Your objective:
Tally every line featuring "Disease", then give that tally alone.

Stored records:
════
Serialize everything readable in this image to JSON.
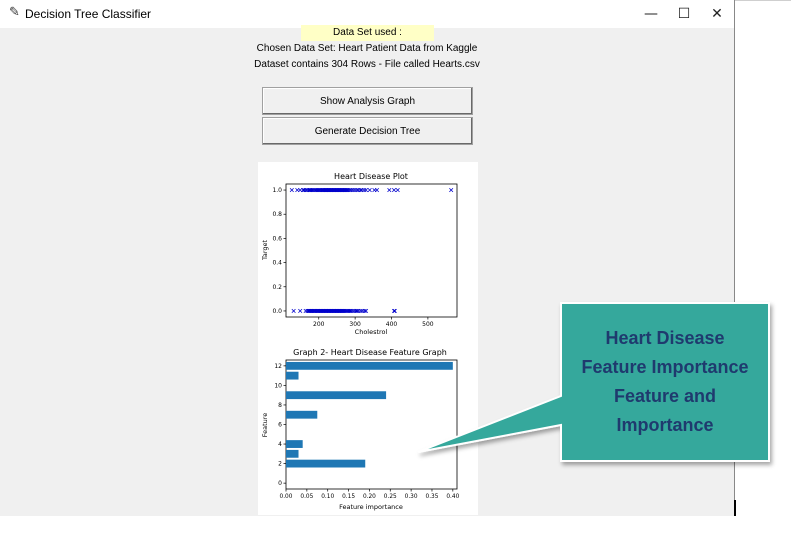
{
  "window": {
    "title": "Decision Tree Classifier",
    "minimize_glyph": "—",
    "maximize_glyph": "☐",
    "close_glyph": "✕",
    "icon": "feather-icon"
  },
  "dataset": {
    "label": "Data Set used :",
    "chosen": "Chosen Data Set: Heart Patient Data from Kaggle",
    "rows": "Dataset contains 304 Rows - File called Hearts.csv"
  },
  "buttons": {
    "show_graph": "Show Analysis Graph",
    "generate_tree": "Generate Decision Tree"
  },
  "callout": {
    "lines": [
      "Heart Disease",
      "Feature Importance",
      "Feature and",
      "Importance"
    ],
    "fill_color": "#35a89c",
    "text_color": "#1f3a6e"
  },
  "chart_data": [
    {
      "type": "scatter",
      "title": "Heart Disease Plot",
      "xlabel": "Cholestrol",
      "ylabel": "Target",
      "xlim": [
        110,
        580
      ],
      "ylim": [
        -0.05,
        1.05
      ],
      "xticks": [
        200,
        300,
        400,
        500
      ],
      "yticks": [
        0.0,
        0.2,
        0.4,
        0.6,
        0.8,
        1.0
      ],
      "ytick_labels": [
        "0.0",
        "0.2",
        "0.4",
        "0.6",
        "0.8",
        "1.0"
      ],
      "marker": "x",
      "color": "#0000cc",
      "series": [
        {
          "x": [
            126,
            141,
            149,
            157,
            160,
            164,
            168,
            172,
            175,
            177,
            180,
            183,
            186,
            190,
            192,
            195,
            198,
            201,
            204,
            207,
            209,
            211,
            213,
            215,
            217,
            219,
            221,
            223,
            225,
            227,
            229,
            231,
            233,
            235,
            237,
            239,
            241,
            243,
            245,
            247,
            249,
            251,
            253,
            255,
            257,
            259,
            261,
            263,
            265,
            267,
            269,
            271,
            273,
            275,
            277,
            279,
            282,
            286,
            290,
            295,
            300,
            305,
            309,
            315,
            318,
            325,
            330,
            340,
            353,
            360,
            394,
            407,
            417,
            564
          ],
          "y": [
            1,
            1,
            1,
            1,
            1,
            1,
            1,
            1,
            1,
            1,
            1,
            1,
            1,
            1,
            1,
            1,
            1,
            1,
            1,
            1,
            1,
            1,
            1,
            1,
            1,
            1,
            1,
            1,
            1,
            1,
            1,
            1,
            1,
            1,
            1,
            1,
            1,
            1,
            1,
            1,
            1,
            1,
            1,
            1,
            1,
            1,
            1,
            1,
            1,
            1,
            1,
            1,
            1,
            1,
            1,
            1,
            1,
            1,
            1,
            1,
            1,
            1,
            1,
            1,
            1,
            1,
            1,
            1,
            1,
            1,
            1,
            1,
            1,
            1
          ]
        },
        {
          "x": [
            131,
            149,
            164,
            169,
            172,
            174,
            176,
            178,
            180,
            182,
            184,
            186,
            188,
            190,
            192,
            195,
            197,
            199,
            201,
            203,
            205,
            207,
            209,
            211,
            213,
            215,
            217,
            219,
            221,
            223,
            225,
            227,
            229,
            231,
            233,
            235,
            237,
            239,
            241,
            243,
            245,
            247,
            249,
            251,
            253,
            255,
            257,
            259,
            261,
            263,
            265,
            267,
            269,
            271,
            274,
            277,
            280,
            283,
            286,
            289,
            293,
            298,
            302,
            305,
            309,
            315,
            320,
            326,
            330,
            407,
            409
          ],
          "y": [
            0,
            0,
            0,
            0,
            0,
            0,
            0,
            0,
            0,
            0,
            0,
            0,
            0,
            0,
            0,
            0,
            0,
            0,
            0,
            0,
            0,
            0,
            0,
            0,
            0,
            0,
            0,
            0,
            0,
            0,
            0,
            0,
            0,
            0,
            0,
            0,
            0,
            0,
            0,
            0,
            0,
            0,
            0,
            0,
            0,
            0,
            0,
            0,
            0,
            0,
            0,
            0,
            0,
            0,
            0,
            0,
            0,
            0,
            0,
            0,
            0,
            0,
            0,
            0,
            0,
            0,
            0,
            0,
            0,
            0,
            0
          ]
        }
      ]
    },
    {
      "type": "bar",
      "orientation": "horizontal",
      "title": "Graph 2- Heart Disease Feature Graph",
      "xlabel": "Feature importance",
      "ylabel": "Feature",
      "xlim": [
        0,
        0.41
      ],
      "ylim": [
        -0.6,
        12.6
      ],
      "xticks": [
        0.0,
        0.05,
        0.1,
        0.15,
        0.2,
        0.25,
        0.3,
        0.35,
        0.4
      ],
      "xtick_labels": [
        "0.00",
        "0.05",
        "0.10",
        "0.15",
        "0.20",
        "0.25",
        "0.30",
        "0.35",
        "0.40"
      ],
      "yticks": [
        0,
        2,
        4,
        6,
        8,
        10,
        12
      ],
      "color": "#1f77b4",
      "categories": [
        0,
        1,
        2,
        3,
        4,
        5,
        6,
        7,
        8,
        9,
        10,
        11,
        12
      ],
      "values": [
        0.0,
        0.0,
        0.19,
        0.03,
        0.04,
        0.0,
        0.0,
        0.075,
        0.0,
        0.24,
        0.0,
        0.03,
        0.4
      ]
    }
  ]
}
════
The completed task:
3